* START *

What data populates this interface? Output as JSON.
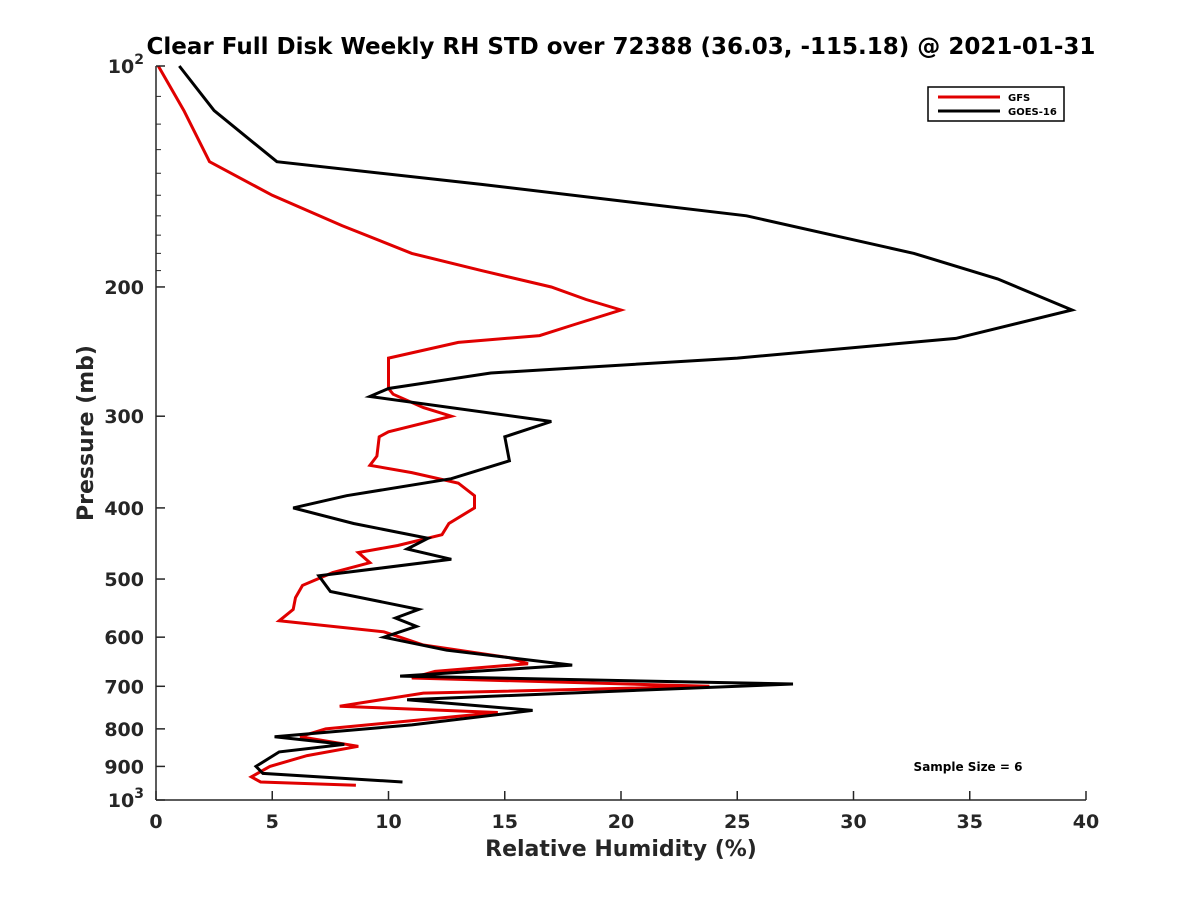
{
  "chart_data": {
    "type": "line",
    "title": "Clear Full Disk Weekly RH STD over 72388 (36.03, -115.18) @ 2021-01-31",
    "xlabel": "Relative Humidity (%)",
    "ylabel": "Pressure (mb)",
    "xlim": [
      0,
      40
    ],
    "ylim": [
      100,
      1000
    ],
    "yscale": "log",
    "y_reversed": true,
    "grid": false,
    "x_ticks": [
      0,
      5,
      10,
      15,
      20,
      25,
      30,
      35,
      40
    ],
    "y_ticks": [
      {
        "value": 100,
        "base": "10",
        "exp": "2"
      },
      {
        "value": 200,
        "label": "200"
      },
      {
        "value": 300,
        "label": "300"
      },
      {
        "value": 400,
        "label": "400"
      },
      {
        "value": 500,
        "label": "500"
      },
      {
        "value": 600,
        "label": "600"
      },
      {
        "value": 700,
        "label": "700"
      },
      {
        "value": 800,
        "label": "800"
      },
      {
        "value": 900,
        "label": "900"
      },
      {
        "value": 1000,
        "base": "10",
        "exp": "3"
      }
    ],
    "legend_position": "top-right",
    "series": [
      {
        "name": "GFS",
        "color": "#e00000",
        "points": [
          [
            0.1,
            100
          ],
          [
            1.2,
            115
          ],
          [
            2.3,
            135
          ],
          [
            5.0,
            150
          ],
          [
            8.0,
            165
          ],
          [
            11.0,
            180
          ],
          [
            14.0,
            190
          ],
          [
            17.0,
            200
          ],
          [
            18.5,
            208
          ],
          [
            20.0,
            215
          ],
          [
            18.0,
            225
          ],
          [
            16.5,
            233
          ],
          [
            13.0,
            238
          ],
          [
            10.0,
            250
          ],
          [
            10.0,
            275
          ],
          [
            10.2,
            280
          ],
          [
            11.5,
            292
          ],
          [
            12.7,
            300
          ],
          [
            10.0,
            315
          ],
          [
            9.6,
            320
          ],
          [
            9.5,
            340
          ],
          [
            9.2,
            350
          ],
          [
            11.0,
            358
          ],
          [
            13.0,
            370
          ],
          [
            13.7,
            385
          ],
          [
            13.7,
            400
          ],
          [
            12.6,
            420
          ],
          [
            12.3,
            435
          ],
          [
            10.4,
            450
          ],
          [
            8.7,
            460
          ],
          [
            9.2,
            475
          ],
          [
            7.6,
            490
          ],
          [
            6.3,
            510
          ],
          [
            6.0,
            530
          ],
          [
            5.9,
            550
          ],
          [
            5.3,
            570
          ],
          [
            9.8,
            590
          ],
          [
            11.5,
            615
          ],
          [
            15.2,
            640
          ],
          [
            16.0,
            652
          ],
          [
            12.0,
            668
          ],
          [
            11.0,
            682
          ],
          [
            23.8,
            700
          ],
          [
            11.5,
            715
          ],
          [
            7.9,
            745
          ],
          [
            14.7,
            760
          ],
          [
            7.3,
            800
          ],
          [
            6.2,
            820
          ],
          [
            8.7,
            845
          ],
          [
            6.5,
            870
          ],
          [
            4.9,
            900
          ],
          [
            4.1,
            930
          ],
          [
            4.5,
            945
          ],
          [
            8.6,
            955
          ]
        ]
      },
      {
        "name": "GOES-16",
        "color": "#000000",
        "points": [
          [
            1.0,
            100
          ],
          [
            2.5,
            115
          ],
          [
            5.2,
            135
          ],
          [
            14.0,
            145
          ],
          [
            25.4,
            160
          ],
          [
            32.6,
            180
          ],
          [
            36.2,
            195
          ],
          [
            39.4,
            215
          ],
          [
            34.4,
            235
          ],
          [
            25.0,
            250
          ],
          [
            14.4,
            262
          ],
          [
            10.0,
            275
          ],
          [
            9.2,
            282
          ],
          [
            17.0,
            305
          ],
          [
            15.0,
            320
          ],
          [
            15.2,
            345
          ],
          [
            12.7,
            365
          ],
          [
            8.2,
            385
          ],
          [
            5.9,
            400
          ],
          [
            8.5,
            420
          ],
          [
            11.7,
            440
          ],
          [
            10.8,
            455
          ],
          [
            12.7,
            470
          ],
          [
            7.0,
            495
          ],
          [
            7.5,
            520
          ],
          [
            11.3,
            550
          ],
          [
            10.3,
            565
          ],
          [
            11.2,
            580
          ],
          [
            9.8,
            600
          ],
          [
            12.5,
            625
          ],
          [
            17.9,
            655
          ],
          [
            10.5,
            678
          ],
          [
            27.4,
            695
          ],
          [
            10.8,
            730
          ],
          [
            16.2,
            755
          ],
          [
            11.0,
            790
          ],
          [
            5.1,
            820
          ],
          [
            8.1,
            840
          ],
          [
            5.3,
            860
          ],
          [
            4.3,
            900
          ],
          [
            4.6,
            920
          ],
          [
            10.6,
            945
          ]
        ]
      }
    ],
    "annotation": "Sample Size = 6"
  }
}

* END *

Task to carry out: Without the pictures, reproduce every line of the records above exactly.

Response to this exercise:
What data populates this interface? Output as JSON.
{
  "chart_data": {
    "type": "line",
    "title": "Clear Full Disk Weekly RH STD over 72388 (36.03, -115.18) @ 2021-01-31",
    "xlabel": "Relative Humidity (%)",
    "ylabel": "Pressure (mb)",
    "xlim": [
      0,
      40
    ],
    "ylim": [
      100,
      1000
    ],
    "yscale": "log",
    "y_reversed": true,
    "grid": false,
    "x_ticks": [
      0,
      5,
      10,
      15,
      20,
      25,
      30,
      35,
      40
    ],
    "y_ticks": [
      {
        "value": 100,
        "base": "10",
        "exp": "2"
      },
      {
        "value": 200,
        "label": "200"
      },
      {
        "value": 300,
        "label": "300"
      },
      {
        "value": 400,
        "label": "400"
      },
      {
        "value": 500,
        "label": "500"
      },
      {
        "value": 600,
        "label": "600"
      },
      {
        "value": 700,
        "label": "700"
      },
      {
        "value": 800,
        "label": "800"
      },
      {
        "value": 900,
        "label": "900"
      },
      {
        "value": 1000,
        "base": "10",
        "exp": "3"
      }
    ],
    "legend_position": "top-right",
    "series": [
      {
        "name": "GFS",
        "color": "#e00000",
        "points": [
          [
            0.1,
            100
          ],
          [
            1.2,
            115
          ],
          [
            2.3,
            135
          ],
          [
            5.0,
            150
          ],
          [
            8.0,
            165
          ],
          [
            11.0,
            180
          ],
          [
            14.0,
            190
          ],
          [
            17.0,
            200
          ],
          [
            18.5,
            208
          ],
          [
            20.0,
            215
          ],
          [
            18.0,
            225
          ],
          [
            16.5,
            233
          ],
          [
            13.0,
            238
          ],
          [
            10.0,
            250
          ],
          [
            10.0,
            275
          ],
          [
            10.2,
            280
          ],
          [
            11.5,
            292
          ],
          [
            12.7,
            300
          ],
          [
            10.0,
            315
          ],
          [
            9.6,
            320
          ],
          [
            9.5,
            340
          ],
          [
            9.2,
            350
          ],
          [
            11.0,
            358
          ],
          [
            13.0,
            370
          ],
          [
            13.7,
            385
          ],
          [
            13.7,
            400
          ],
          [
            12.6,
            420
          ],
          [
            12.3,
            435
          ],
          [
            10.4,
            450
          ],
          [
            8.7,
            460
          ],
          [
            9.2,
            475
          ],
          [
            7.6,
            490
          ],
          [
            6.3,
            510
          ],
          [
            6.0,
            530
          ],
          [
            5.9,
            550
          ],
          [
            5.3,
            570
          ],
          [
            9.8,
            590
          ],
          [
            11.5,
            615
          ],
          [
            15.2,
            640
          ],
          [
            16.0,
            652
          ],
          [
            12.0,
            668
          ],
          [
            11.0,
            682
          ],
          [
            23.8,
            700
          ],
          [
            11.5,
            715
          ],
          [
            7.9,
            745
          ],
          [
            14.7,
            760
          ],
          [
            7.3,
            800
          ],
          [
            6.2,
            820
          ],
          [
            8.7,
            845
          ],
          [
            6.5,
            870
          ],
          [
            4.9,
            900
          ],
          [
            4.1,
            930
          ],
          [
            4.5,
            945
          ],
          [
            8.6,
            955
          ]
        ]
      },
      {
        "name": "GOES-16",
        "color": "#000000",
        "points": [
          [
            1.0,
            100
          ],
          [
            2.5,
            115
          ],
          [
            5.2,
            135
          ],
          [
            14.0,
            145
          ],
          [
            25.4,
            160
          ],
          [
            32.6,
            180
          ],
          [
            36.2,
            195
          ],
          [
            39.4,
            215
          ],
          [
            34.4,
            235
          ],
          [
            25.0,
            250
          ],
          [
            14.4,
            262
          ],
          [
            10.0,
            275
          ],
          [
            9.2,
            282
          ],
          [
            17.0,
            305
          ],
          [
            15.0,
            320
          ],
          [
            15.2,
            345
          ],
          [
            12.7,
            365
          ],
          [
            8.2,
            385
          ],
          [
            5.9,
            400
          ],
          [
            8.5,
            420
          ],
          [
            11.7,
            440
          ],
          [
            10.8,
            455
          ],
          [
            12.7,
            470
          ],
          [
            7.0,
            495
          ],
          [
            7.5,
            520
          ],
          [
            11.3,
            550
          ],
          [
            10.3,
            565
          ],
          [
            11.2,
            580
          ],
          [
            9.8,
            600
          ],
          [
            12.5,
            625
          ],
          [
            17.9,
            655
          ],
          [
            10.5,
            678
          ],
          [
            27.4,
            695
          ],
          [
            10.8,
            730
          ],
          [
            16.2,
            755
          ],
          [
            11.0,
            790
          ],
          [
            5.1,
            820
          ],
          [
            8.1,
            840
          ],
          [
            5.3,
            860
          ],
          [
            4.3,
            900
          ],
          [
            4.6,
            920
          ],
          [
            10.6,
            945
          ]
        ]
      }
    ],
    "annotation": "Sample Size = 6"
  }
}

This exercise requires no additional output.